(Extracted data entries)
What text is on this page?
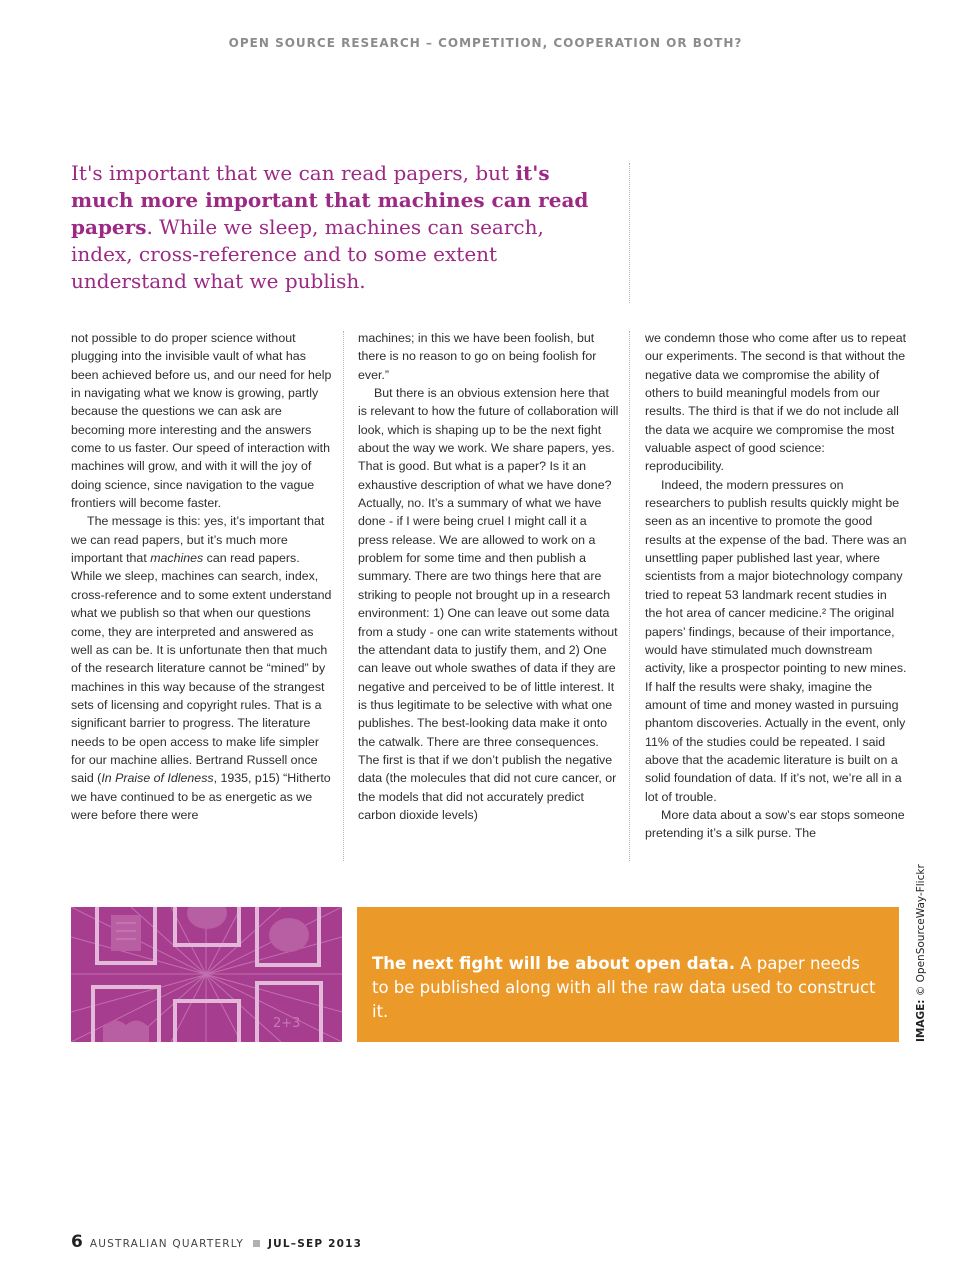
OPEN SOURCE RESEARCH – COMPETITION, COOPERATION OR BOTH?

It's important that we can read papers, but it's much more important that machines can read papers. While we sleep, machines can search, index, cross-reference and to some extent understand what we publish.

not possible to do proper science without plugging into the invisible vault of what has been achieved before us, and our need for help in navigating what we know is growing, partly because the questions we can ask are becoming more interesting and the answers come to us faster. Our speed of interaction with machines will grow, and with it will the joy of doing science, since navigation to the vague frontiers will become faster.

The message is this: yes, it’s important that we can read papers, but it’s much more important that machines can read papers. While we sleep, machines can search, index, cross-reference and to some extent understand what we publish so that when our questions come, they are interpreted and answered as well as can be. It is unfortunate then that much of the research literature cannot be “mined” by machines in this way because of the strangest sets of licensing and copyright rules. That is a significant barrier to progress. The literature needs to be open access to make life simpler for our machine allies. Bertrand Russell once said (In Praise of Idleness, 1935, p15) “Hitherto we have continued to be as energetic as we were before there were

machines; in this we have been foolish, but there is no reason to go on being foolish for ever.”

But there is an obvious extension here that is relevant to how the future of collaboration will look, which is shaping up to be the next fight about the way we work. We share papers, yes. That is good. But what is a paper? Is it an exhaustive description of what we have done? Actually, no. It’s a summary of what we have done - if I were being cruel I might call it a press release. We are allowed to work on a problem for some time and then publish a summary. There are two things here that are striking to people not brought up in a research environment: 1) One can leave out some data from a study - one can write statements without the attendant data to justify them, and 2) One can leave out whole swathes of data if they are negative and perceived to be of little interest. It is thus legitimate to be selective with what one publishes. The best-looking data make it onto the catwalk. There are three consequences. The first is that if we don’t publish the negative data (the molecules that did not cure cancer, or the models that did not accurately predict carbon dioxide levels)

we condemn those who come after us to repeat our experiments. The second is that without the negative data we compromise the ability of others to build meaningful models from our results. The third is that if we do not include all the data we acquire we compromise the most valuable aspect of good science: reproducibility.

Indeed, the modern pressures on researchers to publish results quickly might be seen as an incentive to promote the good results at the expense of the bad. There was an unsettling paper published last year, where scientists from a major biotechnology company tried to repeat 53 landmark recent studies in the hot area of cancer medicine.² The original papers’ findings, because of their importance, would have stimulated much downstream activity, like a prospector pointing to new mines. If half the results were shaky, imagine the amount of time and money wasted in pursuing phantom discoveries. Actually in the event, only 11% of the studies could be repeated. I said above that the academic literature is built on a solid foundation of data. If it’s not, we’re all in a lot of trouble.

More data about a sow’s ear stops someone pretending it’s a silk purse. The

2+3
The next fight will be about open data. A paper needs to be published along with all the raw data used to construct it.	IMAGE: © OpenSourceWay-Flickr
6 AUSTRALIAN QUARTERLY JUL–SEP 2013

» DIRECTIONS FOR THIS TASK
Work out how many lines of the data above hold the word "about", and write only the count.

» ANSWER TO THIS PROBLEM
3